Type out the data exactly as given. Skip any image.
"""
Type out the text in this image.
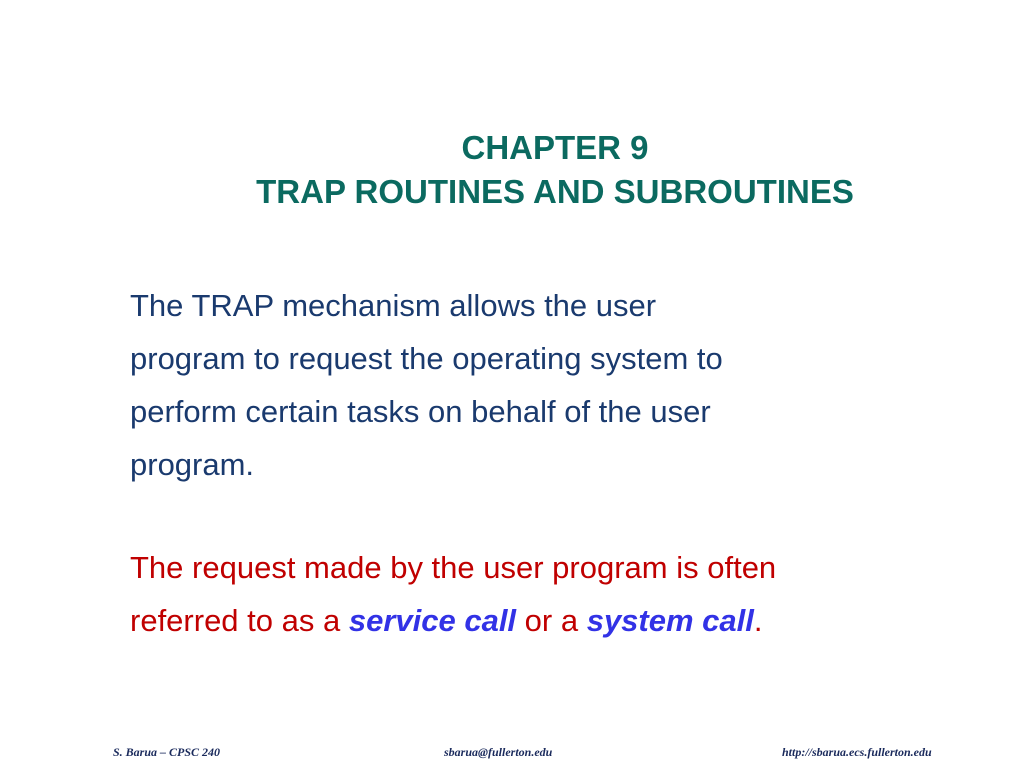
CHAPTER 9
TRAP ROUTINES AND SUBROUTINES
The TRAP mechanism allows the user
program to request the operating system to
perform certain tasks on behalf of the user
program.
The request made by the user program is often
referred to as a service call or a system call.
S. Barua – CPSC 240	sbarua@fullerton.edu	http://sbarua.ecs.fullerton.edu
"""
▶ **Solution**:
Type out the text in this image.
CHAPTER 9
TRAP ROUTINES AND SUBROUTINES
The TRAP mechanism allows the user
program to request the operating system to
perform certain tasks on behalf of the user
program.
The request made by the user program is often
referred to as a service call or a system call.
S. Barua – CPSC 240	sbarua@fullerton.edu	http://sbarua.ecs.fullerton.edu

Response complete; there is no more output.